GIVEN TEXT:
BEGIN

# Playbook: Zero-Trust on AWS from Scratch — 6 Steps That Fit in a Sprint

Zero-trust is not a product or a six-month project — it is a set of architectural decisions you can start implementing today. This playbook presents six concrete, prioritized steps to eliminate implicit trust on AWS, reduce blast radius, and build continuous auditing, without halting delivery.

- URL: https://fernando.moretes.com/studies/playbook-zero-trust-na-aws-em-6-passos

- Markdown: https://fernando.moretes.com/studies/playbook-zero-trust-na-aws-em-6-passos/study.md?lang=en

- Type: Playbook

- Domain: AWS / Segurança

- Date: 2025-03-08

- Tags: zero-trust, aws-security, iam, privatelink, cloudtrail, identity, least-privilege, microsegmentation

- Reading time: 11 min

---

Most AWS breaches don't start with a cryptographic failure — they start with implicit trust: 'it's in the VPC, so it's fine'. This playbook dismantles that premise in six steps executable in a single sprint, delivering strong identity, real least-privilege, and auditing that detects before it becomes an incident.

## What You'll Be Able to Decide and Do

- Understand why 'being in the VPC' is not a credential and what replaces it
- Implement OIDC federation and ephemeral credentials, eliminating static keys
- Write IAM policies with real least-privilege — per function, no wildcard
- Segment the network per service with Security Groups and PrivateLink instead of flat network
- Enable end-to-end encryption (internal TLS + KMS) without excessive operational overhead
- Build a continuous audit pipeline with CloudTrail + automated detection

## Playbook Context

- **Domain:** AWS / Platform Security
- **Type:** Actionable playbook — decision guide and step-by-step
- **Scope:** AWS workloads at any stage — startups to enterprise
- **Time premise:** Steps 1 and 2 in 1–3 days; all 6 in a 2-week sprint
- **Core AWS services:** IAM, IAM Identity Center, STS, KMS, PrivateLink, VPC Security Groups, CloudTrail, GuardDuty, Security Hub
- **Estimated baseline cost:** CloudTrail (management events trail): free for first trail per region; GuardDuty: ~$1–4/GB of analyzed logs (estimate); KMS: $1/key/month + $0.03/10k requests
- **When NOT to apply this entire playbook at once:** Sandbox/experimentation environments with no sensitive data — governance overhead doesn't pay off

## The mental model that unlocks everything: authenticate the request, not the network

The traditional perimeter security model assumes everything inside the network is trusted. On AWS, this translates to: 'it's in the same VPC, so it can call that service'. This assumption is the most exploited attack vector in cloud environments — not because the VPC is insecure, but because it was never designed to be the sole access control.

END

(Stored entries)

BEGIN

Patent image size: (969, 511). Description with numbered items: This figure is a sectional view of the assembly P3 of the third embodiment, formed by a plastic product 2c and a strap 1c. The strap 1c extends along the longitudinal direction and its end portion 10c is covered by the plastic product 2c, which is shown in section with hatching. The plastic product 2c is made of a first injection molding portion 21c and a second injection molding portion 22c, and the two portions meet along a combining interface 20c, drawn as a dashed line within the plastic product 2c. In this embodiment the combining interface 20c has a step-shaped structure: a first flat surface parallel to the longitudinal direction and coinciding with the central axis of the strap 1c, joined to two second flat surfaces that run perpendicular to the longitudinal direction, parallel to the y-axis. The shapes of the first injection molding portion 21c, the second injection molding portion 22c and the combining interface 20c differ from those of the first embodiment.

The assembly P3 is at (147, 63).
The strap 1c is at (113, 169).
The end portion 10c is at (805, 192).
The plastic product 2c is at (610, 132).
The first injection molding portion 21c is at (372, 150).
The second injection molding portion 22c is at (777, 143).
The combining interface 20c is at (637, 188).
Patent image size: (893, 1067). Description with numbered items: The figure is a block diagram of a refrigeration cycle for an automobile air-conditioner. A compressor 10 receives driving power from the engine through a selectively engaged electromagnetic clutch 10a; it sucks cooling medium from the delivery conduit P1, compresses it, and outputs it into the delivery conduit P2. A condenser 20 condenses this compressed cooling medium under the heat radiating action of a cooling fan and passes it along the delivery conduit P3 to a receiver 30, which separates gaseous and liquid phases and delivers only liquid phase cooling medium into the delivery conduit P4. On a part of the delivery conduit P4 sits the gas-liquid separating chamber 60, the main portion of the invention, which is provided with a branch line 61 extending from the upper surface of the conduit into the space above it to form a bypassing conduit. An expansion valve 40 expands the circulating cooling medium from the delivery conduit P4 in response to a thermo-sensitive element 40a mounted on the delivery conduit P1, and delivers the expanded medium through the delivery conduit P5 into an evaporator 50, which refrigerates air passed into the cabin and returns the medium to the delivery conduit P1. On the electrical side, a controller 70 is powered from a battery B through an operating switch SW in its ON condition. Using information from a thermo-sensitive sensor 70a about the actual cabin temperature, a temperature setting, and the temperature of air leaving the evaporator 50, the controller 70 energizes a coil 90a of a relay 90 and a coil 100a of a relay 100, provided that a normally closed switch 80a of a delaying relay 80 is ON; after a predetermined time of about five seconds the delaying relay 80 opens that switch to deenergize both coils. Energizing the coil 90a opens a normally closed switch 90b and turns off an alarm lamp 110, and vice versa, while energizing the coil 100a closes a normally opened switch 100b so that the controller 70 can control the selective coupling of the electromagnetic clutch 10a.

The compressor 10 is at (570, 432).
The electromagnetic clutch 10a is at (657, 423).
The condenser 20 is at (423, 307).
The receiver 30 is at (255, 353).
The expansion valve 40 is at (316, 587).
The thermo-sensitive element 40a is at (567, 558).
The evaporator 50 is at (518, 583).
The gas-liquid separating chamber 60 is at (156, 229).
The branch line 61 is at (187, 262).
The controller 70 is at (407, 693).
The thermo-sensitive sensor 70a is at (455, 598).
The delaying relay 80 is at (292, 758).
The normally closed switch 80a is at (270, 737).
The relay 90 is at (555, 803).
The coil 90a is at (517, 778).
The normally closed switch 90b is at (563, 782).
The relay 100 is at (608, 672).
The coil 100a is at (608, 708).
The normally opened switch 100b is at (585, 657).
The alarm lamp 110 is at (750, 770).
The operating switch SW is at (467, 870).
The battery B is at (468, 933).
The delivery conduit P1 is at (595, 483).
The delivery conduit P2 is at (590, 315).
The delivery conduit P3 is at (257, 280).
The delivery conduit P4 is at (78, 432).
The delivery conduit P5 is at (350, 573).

END

THE EXERCISE:
List every tag assigned to the zero-trust playbook above.

SOLUTION TO THIS PROBLEM:
zero-trust, aws-security, iam, privatelink, cloudtrail, identity, least-privilege, microsegmentation